(begin)

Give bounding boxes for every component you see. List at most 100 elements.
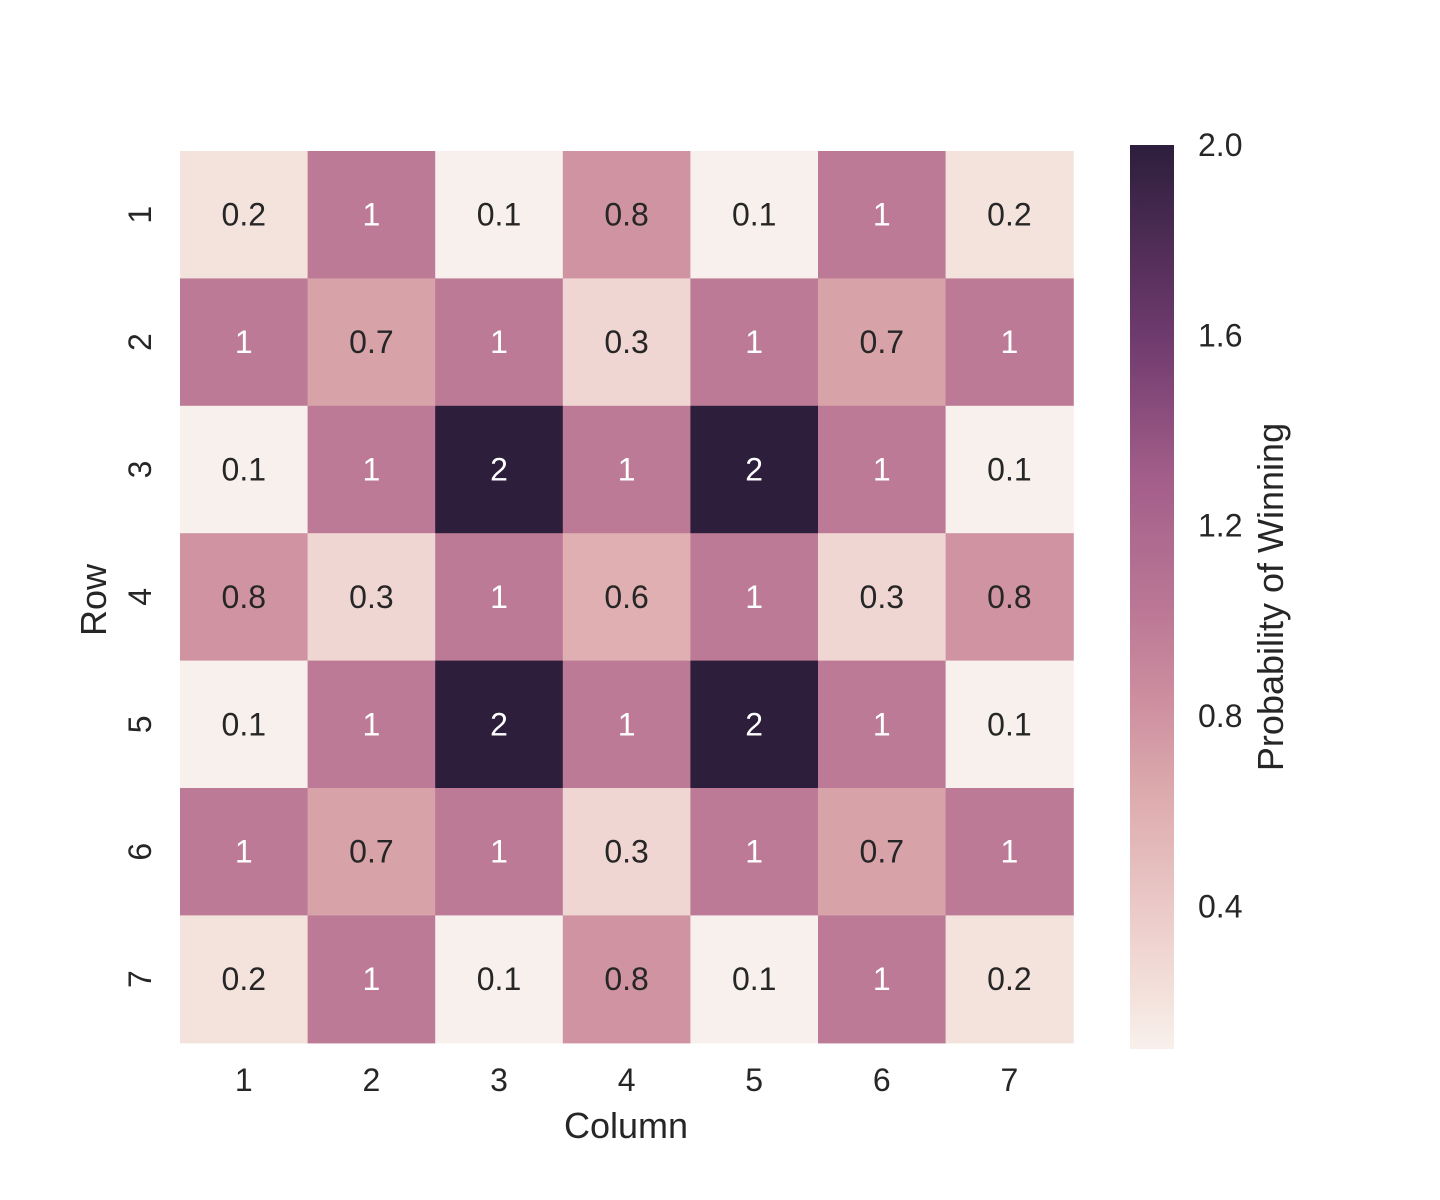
cell-label-r7-c6: 1 xyxy=(873,961,891,997)
cell-label-r7-c2: 1 xyxy=(363,961,381,997)
cell-label-r3-c7: 0.1 xyxy=(987,452,1031,488)
cell-label-r1-c5: 0.1 xyxy=(732,197,776,233)
heatmap-cell-r7-c1 xyxy=(180,915,309,1044)
heatmap-cell-r7-c7 xyxy=(945,915,1074,1044)
cell-label-r6-c2: 0.7 xyxy=(349,834,393,870)
heatmap-cell-r2-c7 xyxy=(945,278,1074,407)
y-tick-label-6: 6 xyxy=(122,843,158,861)
heatmap-cell-r7-c3 xyxy=(435,915,564,1044)
cell-label-r6-c7: 1 xyxy=(1001,834,1019,870)
cell-label-r1-c1: 0.2 xyxy=(222,197,266,233)
heatmap-cell-r5-c6 xyxy=(818,660,947,789)
y-tick-label-5: 5 xyxy=(122,715,158,733)
heatmap-cell-r1-c4 xyxy=(562,151,691,279)
colorbar-tick-label-2.0: 2.0 xyxy=(1198,127,1242,163)
heatmap-cell-r1-c2 xyxy=(307,151,436,279)
heatmap-cell-r4-c6 xyxy=(818,533,947,662)
heatmap-cell-r3-c5 xyxy=(690,405,819,534)
x-tick-label-3: 3 xyxy=(490,1062,508,1098)
heatmap-cell-r5-c4 xyxy=(562,660,691,789)
x-tick-label-1: 1 xyxy=(235,1062,253,1098)
heatmap-cell-r6-c7 xyxy=(945,788,1074,916)
colorbar xyxy=(1130,145,1174,1049)
cell-label-r5-c1: 0.1 xyxy=(222,706,266,742)
cell-label-r3-c4: 1 xyxy=(618,452,636,488)
heatmap-cell-r6-c5 xyxy=(690,788,819,916)
x-tick-label-5: 5 xyxy=(745,1062,763,1098)
heatmap-cell-r4-c4 xyxy=(562,533,691,662)
cell-label-r2-c4: 0.3 xyxy=(604,324,648,360)
cell-label-r6-c5: 1 xyxy=(745,834,763,870)
cell-label-r7-c3: 0.1 xyxy=(477,961,521,997)
y-tick-label-2: 2 xyxy=(122,333,158,351)
heatmap-cell-r4-c3 xyxy=(435,533,564,662)
heatmap-cell-r7-c2 xyxy=(307,915,436,1044)
heatmap-cell-r7-c5 xyxy=(690,915,819,1044)
cell-label-r3-c6: 1 xyxy=(873,452,891,488)
colorbar-tick-labels: 0.4 0.8 1.2 1.6 2.0 xyxy=(1198,127,1242,924)
cell-label-r7-c4: 0.8 xyxy=(604,961,648,997)
cell-label-r6-c6: 0.7 xyxy=(860,834,904,870)
heatmap-cell-r2-c3 xyxy=(435,278,564,407)
cell-label-r4-c4: 0.6 xyxy=(604,579,648,615)
heatmap-cell-r2-c6 xyxy=(818,278,947,407)
cell-label-r3-c2: 1 xyxy=(363,452,381,488)
cell-label-r4-c1: 0.8 xyxy=(222,579,266,615)
cell-label-r1-c3: 0.1 xyxy=(477,197,521,233)
x-tick-label-4: 4 xyxy=(618,1062,636,1098)
heatmap-cell-r1-c1 xyxy=(180,151,309,279)
cell-label-r7-c7: 0.2 xyxy=(987,961,1031,997)
cell-label-r6-c4: 0.3 xyxy=(604,834,648,870)
heatmap-cell-r4-c5 xyxy=(690,533,819,662)
y-tick-label-1: 1 xyxy=(122,206,158,224)
cell-label-r4-c6: 0.3 xyxy=(860,579,904,615)
heatmap-cell-r3-c7 xyxy=(945,405,1074,534)
cell-label-r4-c5: 1 xyxy=(745,579,763,615)
cell-label-r3-c5: 2 xyxy=(745,452,763,488)
heatmap-cell-r5-c7 xyxy=(945,660,1074,789)
heatmap-cell-r2-c5 xyxy=(690,278,819,407)
cell-label-r3-c1: 0.1 xyxy=(222,452,266,488)
cell-label-r2-c5: 1 xyxy=(745,324,763,360)
y-axis-tick-labels: 1 2 3 4 5 6 7 xyxy=(122,206,158,988)
colorbar-tick-label-1.2: 1.2 xyxy=(1198,508,1242,544)
colorbar-tick-label-1.6: 1.6 xyxy=(1198,317,1242,353)
heatmap-cell-r4-c1 xyxy=(180,533,309,662)
colorbar-tick-label-0.4: 0.4 xyxy=(1198,888,1242,924)
heatmap-cell-r3-c4 xyxy=(562,405,691,534)
cell-label-r5-c2: 1 xyxy=(363,706,381,742)
heatmap-cells xyxy=(180,151,1074,1044)
x-axis-title: Column xyxy=(564,1105,688,1146)
heatmap-cell-r1-c3 xyxy=(435,151,564,279)
y-tick-label-4: 4 xyxy=(122,588,158,606)
x-tick-label-6: 6 xyxy=(873,1062,891,1098)
cell-label-r5-c7: 0.1 xyxy=(987,706,1031,742)
heatmap-cell-r2-c1 xyxy=(180,278,309,407)
heatmap-cell-r6-c3 xyxy=(435,788,564,916)
colorbar-title: Probability of Winning xyxy=(1250,423,1291,771)
heatmap-cell-r7-c6 xyxy=(818,915,947,1044)
cell-label-r3-c3: 2 xyxy=(490,452,508,488)
cell-label-r4-c3: 1 xyxy=(490,579,508,615)
heatmap-cell-r2-c2 xyxy=(307,278,436,407)
heatmap-cell-r6-c1 xyxy=(180,788,309,916)
cell-label-r1-c6: 1 xyxy=(873,197,891,233)
cell-label-r4-c7: 0.8 xyxy=(987,579,1031,615)
cell-label-r2-c1: 1 xyxy=(235,324,253,360)
cell-label-r5-c3: 2 xyxy=(490,706,508,742)
heatmap-cell-r1-c6 xyxy=(818,151,947,279)
heatmap-cell-r1-c5 xyxy=(690,151,819,279)
y-tick-label-3: 3 xyxy=(122,461,158,479)
y-tick-label-7: 7 xyxy=(122,970,158,988)
cell-label-r5-c6: 1 xyxy=(873,706,891,742)
cell-label-r5-c5: 2 xyxy=(745,706,763,742)
heatmap-cell-r7-c4 xyxy=(562,915,691,1044)
y-axis-title: Row xyxy=(73,563,114,636)
heatmap-cell-labels: 0.2 1 0.1 0.8 0.1 1 0.2 1 0.7 1 0.3 1 0.7 1 0.1 1 2 1 2 1 0.… xyxy=(222,197,1032,997)
heatmap-cell-r6-c6 xyxy=(818,788,947,916)
cell-label-r4-c2: 0.3 xyxy=(349,579,393,615)
cell-label-r2-c3: 1 xyxy=(490,324,508,360)
cell-label-r1-c4: 0.8 xyxy=(604,197,648,233)
cell-label-r5-c4: 1 xyxy=(618,706,636,742)
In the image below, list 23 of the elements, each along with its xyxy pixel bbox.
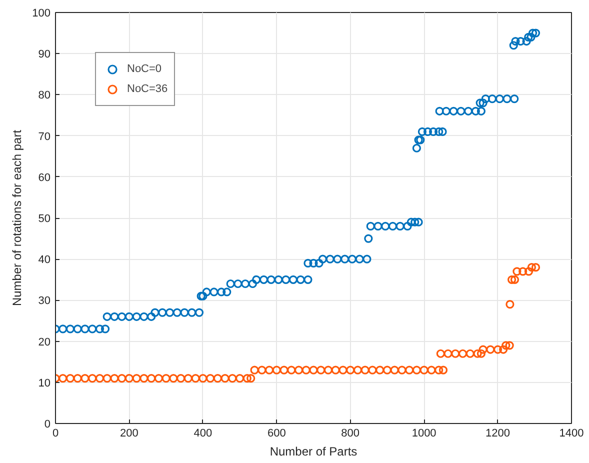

(end)

» Exercise description
Pick out every line of the items that contains the string "axis".

» Written answer
y-axis-tick-labels: 1 2 3 4 5 6 7 xyxy=(122,206,158,988)
x-axis-title: Column xyxy=(564,1105,688,1146)
y-axis-title: Row xyxy=(73,563,114,636)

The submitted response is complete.